» **Records from a collection of figures**:
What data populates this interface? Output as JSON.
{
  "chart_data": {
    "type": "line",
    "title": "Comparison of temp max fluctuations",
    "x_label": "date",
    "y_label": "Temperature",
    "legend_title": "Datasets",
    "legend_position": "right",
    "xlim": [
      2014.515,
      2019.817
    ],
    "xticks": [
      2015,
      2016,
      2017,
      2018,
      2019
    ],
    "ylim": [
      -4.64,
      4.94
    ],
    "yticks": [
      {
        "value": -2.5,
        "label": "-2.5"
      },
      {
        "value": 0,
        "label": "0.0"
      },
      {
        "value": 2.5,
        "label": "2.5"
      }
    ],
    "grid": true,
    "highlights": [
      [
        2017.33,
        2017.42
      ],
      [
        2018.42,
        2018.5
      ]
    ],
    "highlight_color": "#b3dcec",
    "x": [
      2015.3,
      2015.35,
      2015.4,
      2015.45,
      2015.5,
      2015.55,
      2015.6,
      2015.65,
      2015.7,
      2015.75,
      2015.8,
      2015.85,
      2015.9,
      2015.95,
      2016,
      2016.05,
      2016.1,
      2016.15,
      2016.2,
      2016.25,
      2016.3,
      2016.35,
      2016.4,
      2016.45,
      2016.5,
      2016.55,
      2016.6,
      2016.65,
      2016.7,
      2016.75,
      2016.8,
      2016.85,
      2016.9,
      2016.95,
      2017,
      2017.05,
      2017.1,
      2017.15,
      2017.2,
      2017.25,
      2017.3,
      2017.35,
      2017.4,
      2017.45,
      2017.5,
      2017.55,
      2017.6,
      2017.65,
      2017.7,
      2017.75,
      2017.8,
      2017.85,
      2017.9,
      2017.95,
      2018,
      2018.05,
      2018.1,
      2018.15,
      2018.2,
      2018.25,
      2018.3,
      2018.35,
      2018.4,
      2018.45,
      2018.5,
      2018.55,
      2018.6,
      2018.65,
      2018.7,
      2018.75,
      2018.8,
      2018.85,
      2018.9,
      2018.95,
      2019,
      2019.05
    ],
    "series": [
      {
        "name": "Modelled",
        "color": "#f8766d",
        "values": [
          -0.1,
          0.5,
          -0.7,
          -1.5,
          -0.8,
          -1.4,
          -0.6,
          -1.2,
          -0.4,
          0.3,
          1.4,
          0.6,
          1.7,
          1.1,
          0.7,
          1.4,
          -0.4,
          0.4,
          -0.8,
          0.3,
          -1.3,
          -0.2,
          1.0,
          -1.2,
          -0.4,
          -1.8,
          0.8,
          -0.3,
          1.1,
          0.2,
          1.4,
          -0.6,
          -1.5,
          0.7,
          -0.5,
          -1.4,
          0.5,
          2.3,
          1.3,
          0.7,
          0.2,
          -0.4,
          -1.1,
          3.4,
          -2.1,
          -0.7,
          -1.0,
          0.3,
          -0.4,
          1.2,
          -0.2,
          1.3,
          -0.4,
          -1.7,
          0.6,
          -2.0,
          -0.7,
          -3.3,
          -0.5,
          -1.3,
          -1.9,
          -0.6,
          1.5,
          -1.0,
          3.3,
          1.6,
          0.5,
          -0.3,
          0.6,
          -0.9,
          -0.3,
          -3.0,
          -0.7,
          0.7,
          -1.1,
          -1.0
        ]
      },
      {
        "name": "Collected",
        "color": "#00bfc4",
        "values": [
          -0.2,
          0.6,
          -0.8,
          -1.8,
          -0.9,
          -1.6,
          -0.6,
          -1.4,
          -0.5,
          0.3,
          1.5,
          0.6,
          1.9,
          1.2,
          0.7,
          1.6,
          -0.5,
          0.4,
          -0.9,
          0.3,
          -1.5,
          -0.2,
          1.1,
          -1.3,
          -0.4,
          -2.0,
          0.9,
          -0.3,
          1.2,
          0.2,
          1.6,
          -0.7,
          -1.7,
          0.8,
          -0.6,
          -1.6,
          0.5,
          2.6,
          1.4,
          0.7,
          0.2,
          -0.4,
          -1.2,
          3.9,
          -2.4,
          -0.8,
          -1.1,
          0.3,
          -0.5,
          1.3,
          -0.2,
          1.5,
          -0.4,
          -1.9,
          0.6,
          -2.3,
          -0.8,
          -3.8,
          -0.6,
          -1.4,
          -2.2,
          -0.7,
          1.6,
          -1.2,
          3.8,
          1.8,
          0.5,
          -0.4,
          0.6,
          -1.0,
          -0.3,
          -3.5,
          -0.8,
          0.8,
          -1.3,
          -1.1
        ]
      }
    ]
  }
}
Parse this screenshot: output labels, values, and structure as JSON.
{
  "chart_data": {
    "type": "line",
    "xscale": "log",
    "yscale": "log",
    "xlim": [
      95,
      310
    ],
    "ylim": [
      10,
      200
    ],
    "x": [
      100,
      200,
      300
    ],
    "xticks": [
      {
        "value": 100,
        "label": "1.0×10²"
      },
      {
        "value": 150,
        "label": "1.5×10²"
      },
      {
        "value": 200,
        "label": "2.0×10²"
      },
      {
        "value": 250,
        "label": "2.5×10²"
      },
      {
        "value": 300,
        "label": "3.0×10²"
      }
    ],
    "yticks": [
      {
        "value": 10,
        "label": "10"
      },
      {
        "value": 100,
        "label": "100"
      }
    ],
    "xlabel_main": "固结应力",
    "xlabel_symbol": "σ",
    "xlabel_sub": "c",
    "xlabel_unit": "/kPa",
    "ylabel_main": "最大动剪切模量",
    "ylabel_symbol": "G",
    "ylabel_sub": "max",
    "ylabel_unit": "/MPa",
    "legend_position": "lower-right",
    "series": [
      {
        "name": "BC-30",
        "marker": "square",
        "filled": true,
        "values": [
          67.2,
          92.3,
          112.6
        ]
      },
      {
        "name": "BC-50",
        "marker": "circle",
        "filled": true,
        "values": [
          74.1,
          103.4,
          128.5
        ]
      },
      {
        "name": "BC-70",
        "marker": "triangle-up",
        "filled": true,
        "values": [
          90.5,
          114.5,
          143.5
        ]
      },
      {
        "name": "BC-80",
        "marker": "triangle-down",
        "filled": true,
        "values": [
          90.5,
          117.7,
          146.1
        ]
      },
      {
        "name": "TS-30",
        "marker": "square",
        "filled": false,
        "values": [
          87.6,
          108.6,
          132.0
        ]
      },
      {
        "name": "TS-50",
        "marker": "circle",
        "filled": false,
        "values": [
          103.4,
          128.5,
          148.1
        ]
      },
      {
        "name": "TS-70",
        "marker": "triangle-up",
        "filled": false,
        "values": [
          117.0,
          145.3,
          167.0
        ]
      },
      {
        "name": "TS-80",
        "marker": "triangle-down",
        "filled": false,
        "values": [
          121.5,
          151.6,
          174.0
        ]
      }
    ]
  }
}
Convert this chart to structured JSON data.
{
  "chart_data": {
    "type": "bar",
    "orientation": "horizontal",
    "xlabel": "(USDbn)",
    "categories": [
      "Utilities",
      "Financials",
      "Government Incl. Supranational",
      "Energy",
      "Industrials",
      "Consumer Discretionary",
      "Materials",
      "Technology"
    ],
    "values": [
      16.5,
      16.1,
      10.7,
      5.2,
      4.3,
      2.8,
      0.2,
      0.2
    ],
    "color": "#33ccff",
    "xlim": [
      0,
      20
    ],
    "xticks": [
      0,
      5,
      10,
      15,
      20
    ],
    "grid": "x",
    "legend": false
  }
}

» **OBJECTIVE**:
Your task is to reproduce all of the records exactly.

» **ANSWER TO THIS PROBLEM**:
What data populates this interface? Output as JSON.
{
  "chart_data": {
    "type": "line",
    "title": "Comparison of temp max fluctuations",
    "x_label": "date",
    "y_label": "Temperature",
    "legend_title": "Datasets",
    "legend_position": "right",
    "xlim": [
      2014.515,
      2019.817
    ],
    "xticks": [
      2015,
      2016,
      2017,
      2018,
      2019
    ],
    "ylim": [
      -4.64,
      4.94
    ],
    "yticks": [
      {
        "value": -2.5,
        "label": "-2.5"
      },
      {
        "value": 0,
        "label": "0.0"
      },
      {
        "value": 2.5,
        "label": "2.5"
      }
    ],
    "grid": true,
    "highlights": [
      [
        2017.33,
        2017.42
      ],
      [
        2018.42,
        2018.5
      ]
    ],
    "highlight_color": "#b3dcec",
    "x": [
      2015.3,
      2015.35,
      2015.4,
      2015.45,
      2015.5,
      2015.55,
      2015.6,
      2015.65,
      2015.7,
      2015.75,
      2015.8,
      2015.85,
      2015.9,
      2015.95,
      2016,
      2016.05,
      2016.1,
      2016.15,
      2016.2,
      2016.25,
      2016.3,
      2016.35,
      2016.4,
      2016.45,
      2016.5,
      2016.55,
      2016.6,
      2016.65,
      2016.7,
      2016.75,
      2016.8,
      2016.85,
      2016.9,
      2016.95,
      2017,
      2017.05,
      2017.1,
      2017.15,
      2017.2,
      2017.25,
      2017.3,
      2017.35,
      2017.4,
      2017.45,
      2017.5,
      2017.55,
      2017.6,
      2017.65,
      2017.7,
      2017.75,
      2017.8,
      2017.85,
      2017.9,
      2017.95,
      2018,
      2018.05,
      2018.1,
      2018.15,
      2018.2,
      2018.25,
      2018.3,
      2018.35,
      2018.4,
      2018.45,
      2018.5,
      2018.55,
      2018.6,
      2018.65,
      2018.7,
      2018.75,
      2018.8,
      2018.85,
      2018.9,
      2018.95,
      2019,
      2019.05
    ],
    "series": [
      {
        "name": "Modelled",
        "color": "#f8766d",
        "values": [
          -0.1,
          0.5,
          -0.7,
          -1.5,
          -0.8,
          -1.4,
          -0.6,
          -1.2,
          -0.4,
          0.3,
          1.4,
          0.6,
          1.7,
          1.1,
          0.7,
          1.4,
          -0.4,
          0.4,
          -0.8,
          0.3,
          -1.3,
          -0.2,
          1.0,
          -1.2,
          -0.4,
          -1.8,
          0.8,
          -0.3,
          1.1,
          0.2,
          1.4,
          -0.6,
          -1.5,
          0.7,
          -0.5,
          -1.4,
          0.5,
          2.3,
          1.3,
          0.7,
          0.2,
          -0.4,
          -1.1,
          3.4,
          -2.1,
          -0.7,
          -1.0,
          0.3,
          -0.4,
          1.2,
          -0.2,
          1.3,
          -0.4,
          -1.7,
          0.6,
          -2.0,
          -0.7,
          -3.3,
          -0.5,
          -1.3,
          -1.9,
          -0.6,
          1.5,
          -1.0,
          3.3,
          1.6,
          0.5,
          -0.3,
          0.6,
          -0.9,
          -0.3,
          -3.0,
          -0.7,
          0.7,
          -1.1,
          -1.0
        ]
      },
      {
        "name": "Collected",
        "color": "#00bfc4",
        "values": [
          -0.2,
          0.6,
          -0.8,
          -1.8,
          -0.9,
          -1.6,
          -0.6,
          -1.4,
          -0.5,
          0.3,
          1.5,
          0.6,
          1.9,
          1.2,
          0.7,
          1.6,
          -0.5,
          0.4,
          -0.9,
          0.3,
          -1.5,
          -0.2,
          1.1,
          -1.3,
          -0.4,
          -2.0,
          0.9,
          -0.3,
          1.2,
          0.2,
          1.6,
          -0.7,
          -1.7,
          0.8,
          -0.6,
          -1.6,
          0.5,
          2.6,
          1.4,
          0.7,
          0.2,
          -0.4,
          -1.2,
          3.9,
          -2.4,
          -0.8,
          -1.1,
          0.3,
          -0.5,
          1.3,
          -0.2,
          1.5,
          -0.4,
          -1.9,
          0.6,
          -2.3,
          -0.8,
          -3.8,
          -0.6,
          -1.4,
          -2.2,
          -0.7,
          1.6,
          -1.2,
          3.8,
          1.8,
          0.5,
          -0.4,
          0.6,
          -1.0,
          -0.3,
          -3.5,
          -0.8,
          0.8,
          -1.3,
          -1.1
        ]
      }
    ]
  }
}
Parse this screenshot: output labels, values, and structure as JSON.
{
  "chart_data": {
    "type": "line",
    "xscale": "log",
    "yscale": "log",
    "xlim": [
      95,
      310
    ],
    "ylim": [
      10,
      200
    ],
    "x": [
      100,
      200,
      300
    ],
    "xticks": [
      {
        "value": 100,
        "label": "1.0×10²"
      },
      {
        "value": 150,
        "label": "1.5×10²"
      },
      {
        "value": 200,
        "label": "2.0×10²"
      },
      {
        "value": 250,
        "label": "2.5×10²"
      },
      {
        "value": 300,
        "label": "3.0×10²"
      }
    ],
    "yticks": [
      {
        "value": 10,
        "label": "10"
      },
      {
        "value": 100,
        "label": "100"
      }
    ],
    "xlabel_main": "固结应力",
    "xlabel_symbol": "σ",
    "xlabel_sub": "c",
    "xlabel_unit": "/kPa",
    "ylabel_main": "最大动剪切模量",
    "ylabel_symbol": "G",
    "ylabel_sub": "max",
    "ylabel_unit": "/MPa",
    "legend_position": "lower-right",
    "series": [
      {
        "name": "BC-30",
        "marker": "square",
        "filled": true,
        "values": [
          67.2,
          92.3,
          112.6
        ]
      },
      {
        "name": "BC-50",
        "marker": "circle",
        "filled": true,
        "values": [
          74.1,
          103.4,
          128.5
        ]
      },
      {
        "name": "BC-70",
        "marker": "triangle-up",
        "filled": true,
        "values": [
          90.5,
          114.5,
          143.5
        ]
      },
      {
        "name": "BC-80",
        "marker": "triangle-down",
        "filled": true,
        "values": [
          90.5,
          117.7,
          146.1
        ]
      },
      {
        "name": "TS-30",
        "marker": "square",
        "filled": false,
        "values": [
          87.6,
          108.6,
          132.0
        ]
      },
      {
        "name": "TS-50",
        "marker": "circle",
        "filled": false,
        "values": [
          103.4,
          128.5,
          148.1
        ]
      },
      {
        "name": "TS-70",
        "marker": "triangle-up",
        "filled": false,
        "values": [
          117.0,
          145.3,
          167.0
        ]
      },
      {
        "name": "TS-80",
        "marker": "triangle-down",
        "filled": false,
        "values": [
          121.5,
          151.6,
          174.0
        ]
      }
    ]
  }
}
Convert this chart to structured JSON data.
{
  "chart_data": {
    "type": "bar",
    "orientation": "horizontal",
    "xlabel": "(USDbn)",
    "categories": [
      "Utilities",
      "Financials",
      "Government Incl. Supranational",
      "Energy",
      "Industrials",
      "Consumer Discretionary",
      "Materials",
      "Technology"
    ],
    "values": [
      16.5,
      16.1,
      10.7,
      5.2,
      4.3,
      2.8,
      0.2,
      0.2
    ],
    "color": "#33ccff",
    "xlim": [
      0,
      20
    ],
    "xticks": [
      0,
      5,
      10,
      15,
      20
    ],
    "grid": "x",
    "legend": false
  }
}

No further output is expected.